— begin —

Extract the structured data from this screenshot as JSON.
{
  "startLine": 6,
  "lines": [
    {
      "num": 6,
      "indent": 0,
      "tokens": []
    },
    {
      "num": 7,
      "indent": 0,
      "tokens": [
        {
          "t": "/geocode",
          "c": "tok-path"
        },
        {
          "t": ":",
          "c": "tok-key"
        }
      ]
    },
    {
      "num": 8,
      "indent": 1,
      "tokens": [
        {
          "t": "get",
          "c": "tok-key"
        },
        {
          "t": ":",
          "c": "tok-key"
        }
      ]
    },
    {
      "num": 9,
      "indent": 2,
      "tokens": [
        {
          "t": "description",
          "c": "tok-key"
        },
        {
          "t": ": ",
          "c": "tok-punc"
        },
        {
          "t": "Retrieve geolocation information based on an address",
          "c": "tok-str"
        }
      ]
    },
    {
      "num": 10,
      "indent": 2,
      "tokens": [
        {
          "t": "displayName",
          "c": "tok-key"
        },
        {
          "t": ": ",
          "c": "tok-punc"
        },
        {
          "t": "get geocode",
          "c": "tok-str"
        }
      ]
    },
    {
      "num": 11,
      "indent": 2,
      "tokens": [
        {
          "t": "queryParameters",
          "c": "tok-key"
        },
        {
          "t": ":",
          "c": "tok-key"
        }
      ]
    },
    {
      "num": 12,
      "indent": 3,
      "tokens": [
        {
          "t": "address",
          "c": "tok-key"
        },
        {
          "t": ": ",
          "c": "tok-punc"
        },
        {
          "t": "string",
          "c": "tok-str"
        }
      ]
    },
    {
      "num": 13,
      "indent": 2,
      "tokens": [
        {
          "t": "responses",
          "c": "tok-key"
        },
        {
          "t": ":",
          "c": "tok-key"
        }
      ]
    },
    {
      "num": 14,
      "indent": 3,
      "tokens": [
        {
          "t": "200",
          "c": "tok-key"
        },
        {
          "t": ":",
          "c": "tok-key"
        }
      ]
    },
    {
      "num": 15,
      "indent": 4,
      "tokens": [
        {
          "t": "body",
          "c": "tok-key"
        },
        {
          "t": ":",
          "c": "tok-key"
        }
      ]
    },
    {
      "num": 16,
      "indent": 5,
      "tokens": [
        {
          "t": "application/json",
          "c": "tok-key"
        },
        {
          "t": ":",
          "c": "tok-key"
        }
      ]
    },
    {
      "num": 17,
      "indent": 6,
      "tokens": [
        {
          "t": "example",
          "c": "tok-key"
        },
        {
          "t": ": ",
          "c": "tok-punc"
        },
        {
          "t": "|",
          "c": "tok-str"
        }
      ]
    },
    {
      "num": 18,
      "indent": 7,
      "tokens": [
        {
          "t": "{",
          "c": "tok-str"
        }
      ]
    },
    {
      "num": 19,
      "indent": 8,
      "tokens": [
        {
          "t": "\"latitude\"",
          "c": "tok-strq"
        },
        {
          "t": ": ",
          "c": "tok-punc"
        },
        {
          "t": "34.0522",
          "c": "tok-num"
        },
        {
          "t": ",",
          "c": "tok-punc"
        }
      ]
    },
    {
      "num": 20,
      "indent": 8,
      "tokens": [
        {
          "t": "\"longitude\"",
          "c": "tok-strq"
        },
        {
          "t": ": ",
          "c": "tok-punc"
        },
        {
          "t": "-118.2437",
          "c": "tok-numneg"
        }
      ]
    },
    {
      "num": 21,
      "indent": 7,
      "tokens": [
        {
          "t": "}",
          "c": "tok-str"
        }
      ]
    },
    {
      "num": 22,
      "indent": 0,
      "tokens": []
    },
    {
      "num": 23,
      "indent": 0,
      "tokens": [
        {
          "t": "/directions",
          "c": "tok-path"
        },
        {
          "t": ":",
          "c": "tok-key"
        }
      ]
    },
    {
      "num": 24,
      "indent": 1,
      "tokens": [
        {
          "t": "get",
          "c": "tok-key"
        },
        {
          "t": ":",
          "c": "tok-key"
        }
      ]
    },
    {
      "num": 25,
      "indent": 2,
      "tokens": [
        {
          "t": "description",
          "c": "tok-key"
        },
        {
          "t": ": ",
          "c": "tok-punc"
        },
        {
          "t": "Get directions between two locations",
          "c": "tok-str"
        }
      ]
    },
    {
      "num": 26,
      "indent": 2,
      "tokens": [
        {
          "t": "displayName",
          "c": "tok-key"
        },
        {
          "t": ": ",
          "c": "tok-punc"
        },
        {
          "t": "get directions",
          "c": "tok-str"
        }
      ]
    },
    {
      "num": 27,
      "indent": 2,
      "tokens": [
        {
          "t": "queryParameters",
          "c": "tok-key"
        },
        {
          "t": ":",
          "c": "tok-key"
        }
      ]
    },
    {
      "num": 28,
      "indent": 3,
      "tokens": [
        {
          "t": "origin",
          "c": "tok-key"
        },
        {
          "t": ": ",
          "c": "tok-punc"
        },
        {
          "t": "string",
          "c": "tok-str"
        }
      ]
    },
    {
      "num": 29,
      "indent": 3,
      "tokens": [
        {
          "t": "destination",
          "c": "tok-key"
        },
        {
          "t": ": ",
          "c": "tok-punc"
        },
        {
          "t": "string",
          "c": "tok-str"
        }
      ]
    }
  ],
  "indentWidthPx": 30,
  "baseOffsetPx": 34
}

— end —

### [WORK INSTRUCTIONS]
Repeat every line of the records above exactly.

### [SOLUTION TO THIS PROBLEM]
Extract the structured data from this screenshot as JSON.
{
  "startLine": 6,
  "lines": [
    {
      "num": 6,
      "indent": 0,
      "tokens": []
    },
    {
      "num": 7,
      "indent": 0,
      "tokens": [
        {
          "t": "/geocode",
          "c": "tok-path"
        },
        {
          "t": ":",
          "c": "tok-key"
        }
      ]
    },
    {
      "num": 8,
      "indent": 1,
      "tokens": [
        {
          "t": "get",
          "c": "tok-key"
        },
        {
          "t": ":",
          "c": "tok-key"
        }
      ]
    },
    {
      "num": 9,
      "indent": 2,
      "tokens": [
        {
          "t": "description",
          "c": "tok-key"
        },
        {
          "t": ": ",
          "c": "tok-punc"
        },
        {
          "t": "Retrieve geolocation information based on an address",
          "c": "tok-str"
        }
      ]
    },
    {
      "num": 10,
      "indent": 2,
      "tokens": [
        {
          "t": "displayName",
          "c": "tok-key"
        },
        {
          "t": ": ",
          "c": "tok-punc"
        },
        {
          "t": "get geocode",
          "c": "tok-str"
        }
      ]
    },
    {
      "num": 11,
      "indent": 2,
      "tokens": [
        {
          "t": "queryParameters",
          "c": "tok-key"
        },
        {
          "t": ":",
          "c": "tok-key"
        }
      ]
    },
    {
      "num": 12,
      "indent": 3,
      "tokens": [
        {
          "t": "address",
          "c": "tok-key"
        },
        {
          "t": ": ",
          "c": "tok-punc"
        },
        {
          "t": "string",
          "c": "tok-str"
        }
      ]
    },
    {
      "num": 13,
      "indent": 2,
      "tokens": [
        {
          "t": "responses",
          "c": "tok-key"
        },
        {
          "t": ":",
          "c": "tok-key"
        }
      ]
    },
    {
      "num": 14,
      "indent": 3,
      "tokens": [
        {
          "t": "200",
          "c": "tok-key"
        },
        {
          "t": ":",
          "c": "tok-key"
        }
      ]
    },
    {
      "num": 15,
      "indent": 4,
      "tokens": [
        {
          "t": "body",
          "c": "tok-key"
        },
        {
          "t": ":",
          "c": "tok-key"
        }
      ]
    },
    {
      "num": 16,
      "indent": 5,
      "tokens": [
        {
          "t": "application/json",
          "c": "tok-key"
        },
        {
          "t": ":",
          "c": "tok-key"
        }
      ]
    },
    {
      "num": 17,
      "indent": 6,
      "tokens": [
        {
          "t": "example",
          "c": "tok-key"
        },
        {
          "t": ": ",
          "c": "tok-punc"
        },
        {
          "t": "|",
          "c": "tok-str"
        }
      ]
    },
    {
      "num": 18,
      "indent": 7,
      "tokens": [
        {
          "t": "{",
          "c": "tok-str"
        }
      ]
    },
    {
      "num": 19,
      "indent": 8,
      "tokens": [
        {
          "t": "\"latitude\"",
          "c": "tok-strq"
        },
        {
          "t": ": ",
          "c": "tok-punc"
        },
        {
          "t": "34.0522",
          "c": "tok-num"
        },
        {
          "t": ",",
          "c": "tok-punc"
        }
      ]
    },
    {
      "num": 20,
      "indent": 8,
      "tokens": [
        {
          "t": "\"longitude\"",
          "c": "tok-strq"
        },
        {
          "t": ": ",
          "c": "tok-punc"
        },
        {
          "t": "-118.2437",
          "c": "tok-numneg"
        }
      ]
    },
    {
      "num": 21,
      "indent": 7,
      "tokens": [
        {
          "t": "}",
          "c": "tok-str"
        }
      ]
    },
    {
      "num": 22,
      "indent": 0,
      "tokens": []
    },
    {
      "num": 23,
      "indent": 0,
      "tokens": [
        {
          "t": "/directions",
          "c": "tok-path"
        },
        {
          "t": ":",
          "c": "tok-key"
        }
      ]
    },
    {
      "num": 24,
      "indent": 1,
      "tokens": [
        {
          "t": "get",
          "c": "tok-key"
        },
        {
          "t": ":",
          "c": "tok-key"
        }
      ]
    },
    {
      "num": 25,
      "indent": 2,
      "tokens": [
        {
          "t": "description",
          "c": "tok-key"
        },
        {
          "t": ": ",
          "c": "tok-punc"
        },
        {
          "t": "Get directions between two locations",
          "c": "tok-str"
        }
      ]
    },
    {
      "num": 26,
      "indent": 2,
      "tokens": [
        {
          "t": "displayName",
          "c": "tok-key"
        },
        {
          "t": ": ",
          "c": "tok-punc"
        },
        {
          "t": "get directions",
          "c": "tok-str"
        }
      ]
    },
    {
      "num": 27,
      "indent": 2,
      "tokens": [
        {
          "t": "queryParameters",
          "c": "tok-key"
        },
        {
          "t": ":",
          "c": "tok-key"
        }
      ]
    },
    {
      "num": 28,
      "indent": 3,
      "tokens": [
        {
          "t": "origin",
          "c": "tok-key"
        },
        {
          "t": ": ",
          "c": "tok-punc"
        },
        {
          "t": "string",
          "c": "tok-str"
        }
      ]
    },
    {
      "num": 29,
      "indent": 3,
      "tokens": [
        {
          "t": "destination",
          "c": "tok-key"
        },
        {
          "t": ": ",
          "c": "tok-punc"
        },
        {
          "t": "string",
          "c": "tok-str"
        }
      ]
    }
  ],
  "indentWidthPx": 30,
  "baseOffsetPx": 34
}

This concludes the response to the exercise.